- [EXERCISE PROMPT]:
Pictures do not belong in your copy. Repeat all the other data exactly.

## begin RECORDS FOR THIS TASK

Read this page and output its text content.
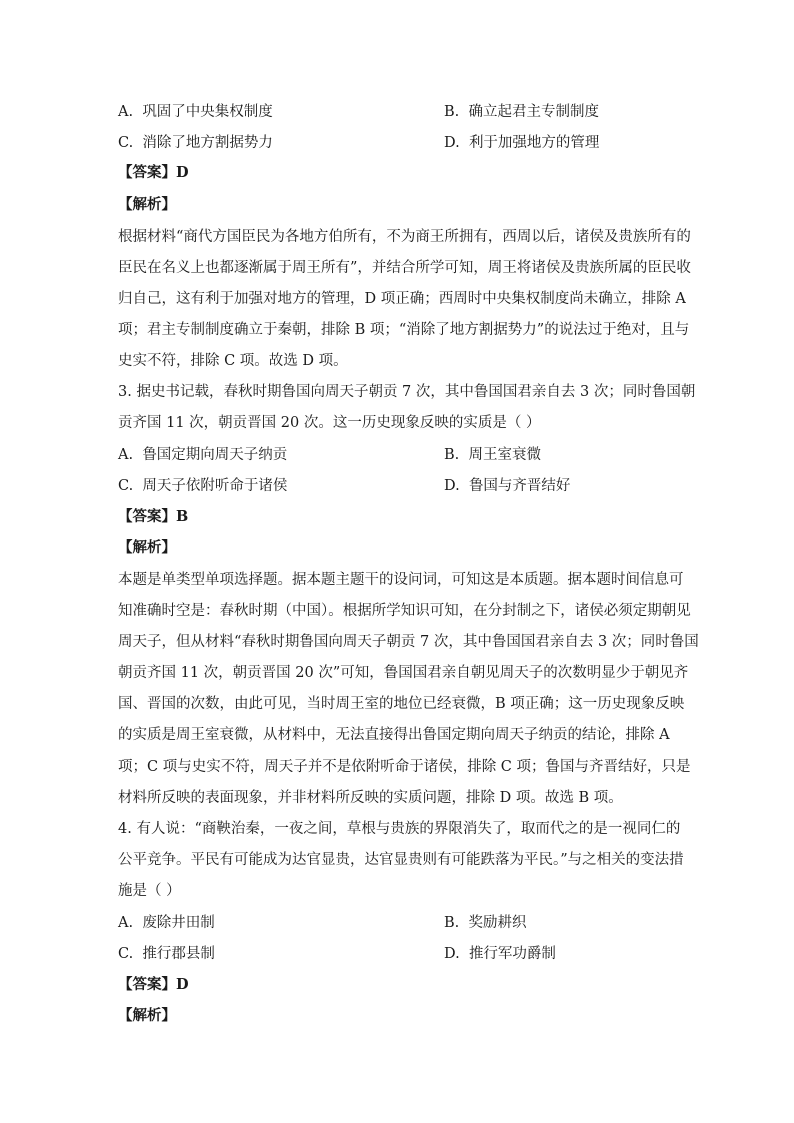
A. 巩固了中央集权制度	B. 确立起君主专制制度
C. 消除了地方割据势力	D. 利于加强地方的管理
【答案】D
【解析】
根据材料“商代方国臣民为各地方伯所有，不为商王所拥有，西周以后，诸侯及贵族所有的
臣民在名义上也都逐渐属于周王所有”，并结合所学可知，周王将诸侯及贵族所属的臣民收
归自己，这有利于加强对地方的管理，D 项正确；西周时中央集权制度尚未确立，排除 A
项；君主专制制度确立于秦朝，排除 B 项；“消除了地方割据势力”的说法过于绝对，且与
史实不符，排除 C 项。故选 D 项。
3. 据史书记载，春秋时期鲁国向周天子朝贡 7 次，其中鲁国国君亲自去 3 次；同时鲁国朝
贡齐国 11 次，朝贡晋国 20 次。这一历史现象反映的实质是（ ）
A. 鲁国定期向周天子纳贡	B. 周王室衰微
C. 周天子依附听命于诸侯	D. 鲁国与齐晋结好
【答案】B
【解析】
本题是单类型单项选择题。据本题主题干的设问词，可知这是本质题。据本题时间信息可
知准确时空是：春秋时期（中国）。根据所学知识可知，在分封制之下，诸侯必须定期朝见
周天子，但从材料“春秋时期鲁国向周天子朝贡 7 次，其中鲁国国君亲自去 3 次；同时鲁国
朝贡齐国 11 次，朝贡晋国 20 次”可知，鲁国国君亲自朝见周天子的次数明显少于朝见齐
国、晋国的次数，由此可见，当时周王室的地位已经衰微，B 项正确；这一历史现象反映
的实质是周王室衰微，从材料中，无法直接得出鲁国定期向周天子纳贡的结论，排除 A
项；C 项与史实不符，周天子并不是依附听命于诸侯，排除 C 项；鲁国与齐晋结好，只是
材料所反映的表面现象，并非材料所反映的实质问题，排除 D 项。故选 B 项。
4. 有人说：“商鞅治秦，一夜之间，草根与贵族的界限消失了，取而代之的是一视同仁的
公平竞争。平民有可能成为达官显贵，达官显贵则有可能跌落为平民。”与之相关的变法措
施是（ ）
A. 废除井田制	B. 奖励耕织
C. 推行郡县制	D. 推行军功爵制
【答案】D
【解析】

## end RECORDS FOR THIS TASK

- [PROBLEM SOLUTION]:
Read this page and output its text content.
A. 巩固了中央集权制度	B. 确立起君主专制制度
C. 消除了地方割据势力	D. 利于加强地方的管理
【答案】D
【解析】
根据材料“商代方国臣民为各地方伯所有，不为商王所拥有，西周以后，诸侯及贵族所有的
臣民在名义上也都逐渐属于周王所有”，并结合所学可知，周王将诸侯及贵族所属的臣民收
归自己，这有利于加强对地方的管理，D 项正确；西周时中央集权制度尚未确立，排除 A
项；君主专制制度确立于秦朝，排除 B 项；“消除了地方割据势力”的说法过于绝对，且与
史实不符，排除 C 项。故选 D 项。
3. 据史书记载，春秋时期鲁国向周天子朝贡 7 次，其中鲁国国君亲自去 3 次；同时鲁国朝
贡齐国 11 次，朝贡晋国 20 次。这一历史现象反映的实质是（ ）
A. 鲁国定期向周天子纳贡	B. 周王室衰微
C. 周天子依附听命于诸侯	D. 鲁国与齐晋结好
【答案】B
【解析】
本题是单类型单项选择题。据本题主题干的设问词，可知这是本质题。据本题时间信息可
知准确时空是：春秋时期（中国）。根据所学知识可知，在分封制之下，诸侯必须定期朝见
周天子，但从材料“春秋时期鲁国向周天子朝贡 7 次，其中鲁国国君亲自去 3 次；同时鲁国
朝贡齐国 11 次，朝贡晋国 20 次”可知，鲁国国君亲自朝见周天子的次数明显少于朝见齐
国、晋国的次数，由此可见，当时周王室的地位已经衰微，B 项正确；这一历史现象反映
的实质是周王室衰微，从材料中，无法直接得出鲁国定期向周天子纳贡的结论，排除 A
项；C 项与史实不符，周天子并不是依附听命于诸侯，排除 C 项；鲁国与齐晋结好，只是
材料所反映的表面现象，并非材料所反映的实质问题，排除 D 项。故选 B 项。
4. 有人说：“商鞅治秦，一夜之间，草根与贵族的界限消失了，取而代之的是一视同仁的
公平竞争。平民有可能成为达官显贵，达官显贵则有可能跌落为平民。”与之相关的变法措
施是（ ）
A. 废除井田制	B. 奖励耕织
C. 推行郡县制	D. 推行军功爵制
【答案】D
【解析】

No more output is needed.